Work to complete -> Write out every record below exactly as it appears.

Data lines ->
────

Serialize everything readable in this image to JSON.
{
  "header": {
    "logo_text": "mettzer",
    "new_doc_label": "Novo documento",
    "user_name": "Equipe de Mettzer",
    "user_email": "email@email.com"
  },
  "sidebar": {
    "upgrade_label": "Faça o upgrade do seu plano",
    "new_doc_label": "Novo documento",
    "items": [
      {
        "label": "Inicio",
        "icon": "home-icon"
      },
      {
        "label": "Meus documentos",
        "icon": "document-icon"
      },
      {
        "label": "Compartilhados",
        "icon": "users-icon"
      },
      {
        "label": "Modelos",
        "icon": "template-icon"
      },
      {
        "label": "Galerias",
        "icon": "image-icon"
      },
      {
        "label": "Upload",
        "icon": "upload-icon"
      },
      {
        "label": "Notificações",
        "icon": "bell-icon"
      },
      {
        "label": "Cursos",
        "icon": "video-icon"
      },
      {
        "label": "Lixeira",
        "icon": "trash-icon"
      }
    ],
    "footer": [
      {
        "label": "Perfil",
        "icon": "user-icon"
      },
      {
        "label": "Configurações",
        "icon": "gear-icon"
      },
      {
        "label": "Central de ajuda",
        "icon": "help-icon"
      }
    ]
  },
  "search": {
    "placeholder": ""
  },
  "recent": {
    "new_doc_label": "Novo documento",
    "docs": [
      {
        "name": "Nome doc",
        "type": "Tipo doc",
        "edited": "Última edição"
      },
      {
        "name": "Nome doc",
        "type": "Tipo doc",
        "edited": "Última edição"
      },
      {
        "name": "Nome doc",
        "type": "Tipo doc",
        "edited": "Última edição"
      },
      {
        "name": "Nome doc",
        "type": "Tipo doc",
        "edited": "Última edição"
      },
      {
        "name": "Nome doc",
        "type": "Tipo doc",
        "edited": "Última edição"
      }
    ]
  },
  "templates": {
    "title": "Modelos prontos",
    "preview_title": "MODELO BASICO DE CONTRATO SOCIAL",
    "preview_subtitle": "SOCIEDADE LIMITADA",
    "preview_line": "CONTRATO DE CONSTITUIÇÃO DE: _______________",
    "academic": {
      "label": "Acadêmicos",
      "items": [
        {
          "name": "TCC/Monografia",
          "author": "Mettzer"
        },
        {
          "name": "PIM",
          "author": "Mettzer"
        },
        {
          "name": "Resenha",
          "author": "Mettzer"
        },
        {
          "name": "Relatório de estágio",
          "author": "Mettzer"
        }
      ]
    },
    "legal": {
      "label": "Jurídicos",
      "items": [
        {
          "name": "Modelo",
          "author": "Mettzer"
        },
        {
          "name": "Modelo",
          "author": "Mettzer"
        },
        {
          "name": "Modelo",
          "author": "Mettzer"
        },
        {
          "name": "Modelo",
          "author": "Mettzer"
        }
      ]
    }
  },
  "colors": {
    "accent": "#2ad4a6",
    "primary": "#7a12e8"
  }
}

────

Written answer ->
Serialize everything readable in this image to JSON.
{
  "header": {
    "logo_text": "mettzer",
    "new_doc_label": "Novo documento",
    "user_name": "Equipe de Mettzer",
    "user_email": "email@email.com"
  },
  "sidebar": {
    "upgrade_label": "Faça o upgrade do seu plano",
    "new_doc_label": "Novo documento",
    "items": [
      {
        "label": "Inicio",
        "icon": "home-icon"
      },
      {
        "label": "Meus documentos",
        "icon": "document-icon"
      },
      {
        "label": "Compartilhados",
        "icon": "users-icon"
      },
      {
        "label": "Modelos",
        "icon": "template-icon"
      },
      {
        "label": "Galerias",
        "icon": "image-icon"
      },
      {
        "label": "Upload",
        "icon": "upload-icon"
      },
      {
        "label": "Notificações",
        "icon": "bell-icon"
      },
      {
        "label": "Cursos",
        "icon": "video-icon"
      },
      {
        "label": "Lixeira",
        "icon": "trash-icon"
      }
    ],
    "footer": [
      {
        "label": "Perfil",
        "icon": "user-icon"
      },
      {
        "label": "Configurações",
        "icon": "gear-icon"
      },
      {
        "label": "Central de ajuda",
        "icon": "help-icon"
      }
    ]
  },
  "search": {
    "placeholder": ""
  },
  "recent": {
    "new_doc_label": "Novo documento",
    "docs": [
      {
        "name": "Nome doc",
        "type": "Tipo doc",
        "edited": "Última edição"
      },
      {
        "name": "Nome doc",
        "type": "Tipo doc",
        "edited": "Última edição"
      },
      {
        "name": "Nome doc",
        "type": "Tipo doc",
        "edited": "Última edição"
      },
      {
        "name": "Nome doc",
        "type": "Tipo doc",
        "edited": "Última edição"
      },
      {
        "name": "Nome doc",
        "type": "Tipo doc",
        "edited": "Última edição"
      }
    ]
  },
  "templates": {
    "title": "Modelos prontos",
    "preview_title": "MODELO BASICO DE CONTRATO SOCIAL",
    "preview_subtitle": "SOCIEDADE LIMITADA",
    "preview_line": "CONTRATO DE CONSTITUIÇÃO DE: _______________",
    "academic": {
      "label": "Acadêmicos",
      "items": [
        {
          "name": "TCC/Monografia",
          "author": "Mettzer"
        },
        {
          "name": "PIM",
          "author": "Mettzer"
        },
        {
          "name": "Resenha",
          "author": "Mettzer"
        },
        {
          "name": "Relatório de estágio",
          "author": "Mettzer"
        }
      ]
    },
    "legal": {
      "label": "Jurídicos",
      "items": [
        {
          "name": "Modelo",
          "author": "Mettzer"
        },
        {
          "name": "Modelo",
          "author": "Mettzer"
        },
        {
          "name": "Modelo",
          "author": "Mettzer"
        },
        {
          "name": "Modelo",
          "author": "Mettzer"
        }
      ]
    }
  },
  "colors": {
    "accent": "#2ad4a6",
    "primary": "#7a12e8"
  }
}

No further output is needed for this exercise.